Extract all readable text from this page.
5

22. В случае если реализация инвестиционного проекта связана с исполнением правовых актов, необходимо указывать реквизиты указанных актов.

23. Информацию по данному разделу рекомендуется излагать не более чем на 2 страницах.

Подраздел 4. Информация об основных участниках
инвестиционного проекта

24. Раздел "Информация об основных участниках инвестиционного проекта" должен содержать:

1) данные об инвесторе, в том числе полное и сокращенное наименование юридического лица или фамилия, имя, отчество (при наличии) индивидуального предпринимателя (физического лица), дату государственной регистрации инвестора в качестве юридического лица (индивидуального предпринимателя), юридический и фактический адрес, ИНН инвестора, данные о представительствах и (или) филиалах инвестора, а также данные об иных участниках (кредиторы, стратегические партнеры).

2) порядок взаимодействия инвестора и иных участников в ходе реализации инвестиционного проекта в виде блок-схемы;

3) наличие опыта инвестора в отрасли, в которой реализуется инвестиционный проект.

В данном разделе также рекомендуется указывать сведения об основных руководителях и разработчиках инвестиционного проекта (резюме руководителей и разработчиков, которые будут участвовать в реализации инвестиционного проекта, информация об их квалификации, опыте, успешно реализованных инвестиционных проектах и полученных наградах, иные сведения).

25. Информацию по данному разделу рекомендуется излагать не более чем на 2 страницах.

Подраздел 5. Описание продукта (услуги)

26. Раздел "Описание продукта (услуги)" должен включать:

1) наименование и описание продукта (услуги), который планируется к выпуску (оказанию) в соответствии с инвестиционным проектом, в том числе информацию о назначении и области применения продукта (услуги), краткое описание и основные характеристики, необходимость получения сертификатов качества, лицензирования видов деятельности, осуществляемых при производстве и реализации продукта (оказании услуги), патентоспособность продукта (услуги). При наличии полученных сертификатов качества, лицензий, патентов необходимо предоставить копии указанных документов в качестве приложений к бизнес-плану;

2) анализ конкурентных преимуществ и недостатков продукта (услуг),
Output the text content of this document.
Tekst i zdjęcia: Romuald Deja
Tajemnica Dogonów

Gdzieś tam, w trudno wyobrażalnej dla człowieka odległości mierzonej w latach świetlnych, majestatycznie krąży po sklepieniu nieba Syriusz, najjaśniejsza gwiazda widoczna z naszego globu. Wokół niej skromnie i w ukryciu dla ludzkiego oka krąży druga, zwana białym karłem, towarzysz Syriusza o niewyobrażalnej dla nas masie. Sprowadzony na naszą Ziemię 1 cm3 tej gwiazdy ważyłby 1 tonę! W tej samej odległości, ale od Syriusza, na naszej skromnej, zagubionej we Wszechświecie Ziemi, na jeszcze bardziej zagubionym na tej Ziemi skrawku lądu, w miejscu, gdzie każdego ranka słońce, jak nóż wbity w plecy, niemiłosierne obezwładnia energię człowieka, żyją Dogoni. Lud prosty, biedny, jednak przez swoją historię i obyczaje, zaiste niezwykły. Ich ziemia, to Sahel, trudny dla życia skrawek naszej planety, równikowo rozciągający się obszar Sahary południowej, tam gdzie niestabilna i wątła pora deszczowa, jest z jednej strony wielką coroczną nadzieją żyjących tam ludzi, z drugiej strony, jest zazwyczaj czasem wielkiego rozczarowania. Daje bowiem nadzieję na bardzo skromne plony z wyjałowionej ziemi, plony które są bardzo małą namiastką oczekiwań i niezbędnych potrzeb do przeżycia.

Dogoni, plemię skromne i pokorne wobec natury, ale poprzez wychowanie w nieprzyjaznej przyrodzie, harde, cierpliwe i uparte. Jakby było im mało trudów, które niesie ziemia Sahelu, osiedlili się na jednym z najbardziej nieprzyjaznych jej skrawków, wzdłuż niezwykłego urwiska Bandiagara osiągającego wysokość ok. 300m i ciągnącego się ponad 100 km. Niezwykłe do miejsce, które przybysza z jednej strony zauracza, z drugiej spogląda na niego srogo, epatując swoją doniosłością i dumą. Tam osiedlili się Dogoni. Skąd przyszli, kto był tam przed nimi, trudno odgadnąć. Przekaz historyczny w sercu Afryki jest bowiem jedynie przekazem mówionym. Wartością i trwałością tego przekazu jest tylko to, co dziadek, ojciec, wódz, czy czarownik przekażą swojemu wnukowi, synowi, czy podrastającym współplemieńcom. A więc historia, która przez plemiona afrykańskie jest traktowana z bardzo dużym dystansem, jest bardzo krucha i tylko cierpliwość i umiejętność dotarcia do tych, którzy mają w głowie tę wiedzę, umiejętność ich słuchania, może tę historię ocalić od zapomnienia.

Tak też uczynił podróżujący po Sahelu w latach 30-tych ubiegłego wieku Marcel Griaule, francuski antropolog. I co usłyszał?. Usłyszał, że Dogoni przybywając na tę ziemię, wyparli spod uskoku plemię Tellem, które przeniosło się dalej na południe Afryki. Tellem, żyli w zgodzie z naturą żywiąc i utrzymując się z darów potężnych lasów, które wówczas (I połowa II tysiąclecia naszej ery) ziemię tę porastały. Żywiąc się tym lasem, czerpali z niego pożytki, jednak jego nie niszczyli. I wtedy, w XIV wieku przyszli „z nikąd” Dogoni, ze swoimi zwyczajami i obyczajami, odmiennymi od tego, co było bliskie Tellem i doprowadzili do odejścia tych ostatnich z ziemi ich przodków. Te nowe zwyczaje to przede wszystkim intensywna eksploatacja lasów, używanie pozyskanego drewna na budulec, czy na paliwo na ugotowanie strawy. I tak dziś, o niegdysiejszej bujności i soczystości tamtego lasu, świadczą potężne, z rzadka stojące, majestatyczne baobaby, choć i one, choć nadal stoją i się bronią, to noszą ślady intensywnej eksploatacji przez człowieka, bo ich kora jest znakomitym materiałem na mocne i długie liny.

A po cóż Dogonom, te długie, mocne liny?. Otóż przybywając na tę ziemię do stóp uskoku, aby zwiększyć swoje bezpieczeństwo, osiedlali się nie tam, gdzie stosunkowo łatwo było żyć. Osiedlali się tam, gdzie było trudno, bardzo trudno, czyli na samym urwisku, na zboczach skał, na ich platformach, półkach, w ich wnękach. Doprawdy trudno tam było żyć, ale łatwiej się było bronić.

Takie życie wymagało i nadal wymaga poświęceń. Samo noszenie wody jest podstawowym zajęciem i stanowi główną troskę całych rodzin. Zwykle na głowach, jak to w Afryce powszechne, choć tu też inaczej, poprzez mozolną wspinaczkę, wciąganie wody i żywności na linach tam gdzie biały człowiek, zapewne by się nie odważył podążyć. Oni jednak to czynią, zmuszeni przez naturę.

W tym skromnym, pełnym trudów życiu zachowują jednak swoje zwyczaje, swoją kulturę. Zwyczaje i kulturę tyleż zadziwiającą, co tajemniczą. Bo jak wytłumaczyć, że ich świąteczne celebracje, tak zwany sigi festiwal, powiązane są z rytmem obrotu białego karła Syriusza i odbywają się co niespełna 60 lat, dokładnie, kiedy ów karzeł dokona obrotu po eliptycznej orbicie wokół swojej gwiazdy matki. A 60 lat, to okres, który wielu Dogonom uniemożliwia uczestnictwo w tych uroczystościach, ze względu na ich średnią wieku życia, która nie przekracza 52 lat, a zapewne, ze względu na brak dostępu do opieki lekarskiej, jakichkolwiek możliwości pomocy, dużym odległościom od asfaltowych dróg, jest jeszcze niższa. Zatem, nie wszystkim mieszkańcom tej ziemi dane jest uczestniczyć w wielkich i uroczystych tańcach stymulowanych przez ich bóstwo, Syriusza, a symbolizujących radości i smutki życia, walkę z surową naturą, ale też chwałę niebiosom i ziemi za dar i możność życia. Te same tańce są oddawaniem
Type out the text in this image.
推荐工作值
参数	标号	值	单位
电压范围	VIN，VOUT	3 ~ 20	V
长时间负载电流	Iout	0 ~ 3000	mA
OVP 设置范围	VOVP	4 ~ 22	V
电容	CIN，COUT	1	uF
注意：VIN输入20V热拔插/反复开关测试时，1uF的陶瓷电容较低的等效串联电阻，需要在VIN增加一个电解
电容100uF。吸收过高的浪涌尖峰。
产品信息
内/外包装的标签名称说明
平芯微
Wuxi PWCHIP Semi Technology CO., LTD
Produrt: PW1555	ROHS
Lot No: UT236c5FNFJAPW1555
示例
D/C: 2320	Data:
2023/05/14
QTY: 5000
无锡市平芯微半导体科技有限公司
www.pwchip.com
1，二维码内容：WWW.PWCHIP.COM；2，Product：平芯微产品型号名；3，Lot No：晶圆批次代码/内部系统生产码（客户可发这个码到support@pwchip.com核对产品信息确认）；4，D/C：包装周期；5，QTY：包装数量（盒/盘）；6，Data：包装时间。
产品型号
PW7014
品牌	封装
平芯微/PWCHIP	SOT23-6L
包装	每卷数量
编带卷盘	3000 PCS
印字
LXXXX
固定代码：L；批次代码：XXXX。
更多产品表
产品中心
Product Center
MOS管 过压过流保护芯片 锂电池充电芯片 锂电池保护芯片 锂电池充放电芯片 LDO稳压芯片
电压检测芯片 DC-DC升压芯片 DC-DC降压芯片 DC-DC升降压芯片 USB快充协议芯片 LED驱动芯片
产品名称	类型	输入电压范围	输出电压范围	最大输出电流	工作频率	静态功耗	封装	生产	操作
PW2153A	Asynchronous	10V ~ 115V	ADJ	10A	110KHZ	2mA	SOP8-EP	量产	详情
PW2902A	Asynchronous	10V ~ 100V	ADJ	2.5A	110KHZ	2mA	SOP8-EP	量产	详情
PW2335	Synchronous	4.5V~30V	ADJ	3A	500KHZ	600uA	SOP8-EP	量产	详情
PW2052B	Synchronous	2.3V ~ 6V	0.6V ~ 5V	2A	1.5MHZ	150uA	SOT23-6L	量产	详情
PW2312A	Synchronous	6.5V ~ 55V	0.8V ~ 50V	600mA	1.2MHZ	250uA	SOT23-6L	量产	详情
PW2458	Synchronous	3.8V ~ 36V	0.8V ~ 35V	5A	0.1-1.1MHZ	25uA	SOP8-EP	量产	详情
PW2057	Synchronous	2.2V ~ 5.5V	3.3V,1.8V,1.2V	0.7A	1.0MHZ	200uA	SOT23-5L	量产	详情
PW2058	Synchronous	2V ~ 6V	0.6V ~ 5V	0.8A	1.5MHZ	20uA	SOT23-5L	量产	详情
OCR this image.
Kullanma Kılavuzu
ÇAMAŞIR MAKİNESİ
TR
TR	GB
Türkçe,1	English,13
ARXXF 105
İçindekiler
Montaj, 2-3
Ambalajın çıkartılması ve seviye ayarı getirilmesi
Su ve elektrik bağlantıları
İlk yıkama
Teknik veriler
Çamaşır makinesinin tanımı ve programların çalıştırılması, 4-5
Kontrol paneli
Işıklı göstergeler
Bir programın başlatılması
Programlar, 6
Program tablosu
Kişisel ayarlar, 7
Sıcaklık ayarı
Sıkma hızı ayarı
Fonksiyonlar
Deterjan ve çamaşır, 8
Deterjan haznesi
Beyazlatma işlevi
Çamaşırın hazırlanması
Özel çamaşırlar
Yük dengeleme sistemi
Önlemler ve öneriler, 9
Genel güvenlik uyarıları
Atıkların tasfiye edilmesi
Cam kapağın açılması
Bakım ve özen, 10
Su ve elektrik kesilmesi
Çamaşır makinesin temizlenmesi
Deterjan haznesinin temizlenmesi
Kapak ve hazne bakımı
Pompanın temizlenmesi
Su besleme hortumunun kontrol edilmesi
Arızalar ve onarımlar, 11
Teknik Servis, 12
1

════

# Stated problem
Go through the records and pull out each line that includes the word "Data".

# Answer
D/C: 2320	Data:
1，二维码内容：WWW.PWCHIP.COM；2，Product：平芯微产品型号名；3，Lot No：晶圆批次代码/内部系统生产码（客户可发这个码到support@pwchip.com核对产品信息确认）；4，D/C：包装周期；5，QTY：包装数量（盒/盘）；6，Data：包装时间。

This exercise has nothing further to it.